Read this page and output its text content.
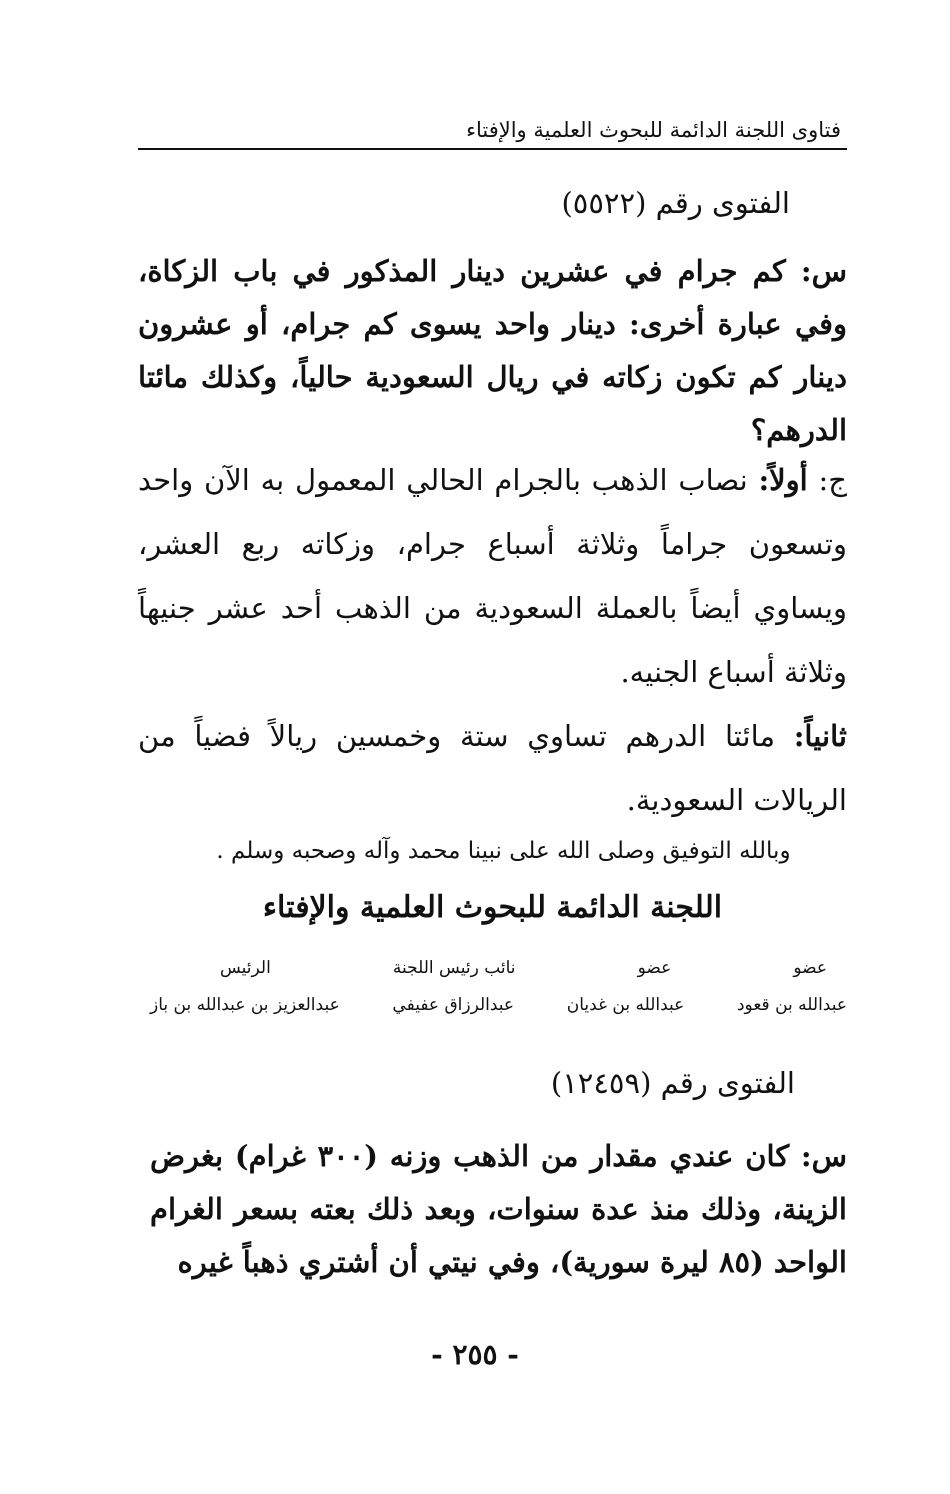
فتاوى اللجنة الدائمة للبحوث العلمية والإفتاء
الفتوى رقم (٥٥٢٢)
س: كم جرام في عشرين دينار المذكور في باب الزكاة، وفي عبارة أخرى: دينار واحد يسوى كم جرام، أو عشرون دينار كم تكون زكاته في ريال السعودية حالياً، وكذلك مائتا الدرهم؟
ج: أولاً: نصاب الذهب بالجرام الحالي المعمول به الآن واحد وتسعون جراماً وثلاثة أسباع جرام، وزكاته ربع العشر، ويساوي أيضاً بالعملة السعودية من الذهب أحد عشر جنيهاً وثلاثة أسباع الجنيه.
ثانياً: مائتا الدرهم تساوي ستة وخمسين ريالاً فضياً من الريالات السعودية.
وبالله التوفيق وصلى الله على نبينا محمد وآله وصحبه وسلم .
اللجنة الدائمة للبحوث العلمية والإفتاء
عضو
عضو
نائب رئيس اللجنة
الرئيس
عبدالله بن قعود
عبدالله بن غديان
عبدالرزاق عفيفي
عبدالعزيز بن عبدالله بن باز
الفتوى رقم (١٢٤٥٩)
س: كان عندي مقدار من الذهب وزنه (٣٠٠ غرام) بغرض الزينة، وذلك منذ عدة سنوات، وبعد ذلك بعته بسعر الغرام الواحد (٨٥ ليرة سورية)، وفي نيتي أن أشتري ذهباً غيره
- ٢٥٥ -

┄┄┄┄┄┄

• **Directive**
Above are records to transcribe exactly; leave their pictures out.

• **Worked answer**
Read this page and output its text content.
فتاوى اللجنة الدائمة للبحوث العلمية والإفتاء
الفتوى رقم (٥٥٢٢)
س: كم جرام في عشرين دينار المذكور في باب الزكاة، وفي عبارة أخرى: دينار واحد يسوى كم جرام، أو عشرون دينار كم تكون زكاته في ريال السعودية حالياً، وكذلك مائتا الدرهم؟
ج: أولاً: نصاب الذهب بالجرام الحالي المعمول به الآن واحد وتسعون جراماً وثلاثة أسباع جرام، وزكاته ربع العشر، ويساوي أيضاً بالعملة السعودية من الذهب أحد عشر جنيهاً وثلاثة أسباع الجنيه.
ثانياً: مائتا الدرهم تساوي ستة وخمسين ريالاً فضياً من الريالات السعودية.
وبالله التوفيق وصلى الله على نبينا محمد وآله وصحبه وسلم .
اللجنة الدائمة للبحوث العلمية والإفتاء
عضو
عضو
نائب رئيس اللجنة
الرئيس
عبدالله بن قعود
عبدالله بن غديان
عبدالرزاق عفيفي
عبدالعزيز بن عبدالله بن باز
الفتوى رقم (١٢٤٥٩)
س: كان عندي مقدار من الذهب وزنه (٣٠٠ غرام) بغرض الزينة، وذلك منذ عدة سنوات، وبعد ذلك بعته بسعر الغرام الواحد (٨٥ ليرة سورية)، وفي نيتي أن أشتري ذهباً غيره
- ٢٥٥ -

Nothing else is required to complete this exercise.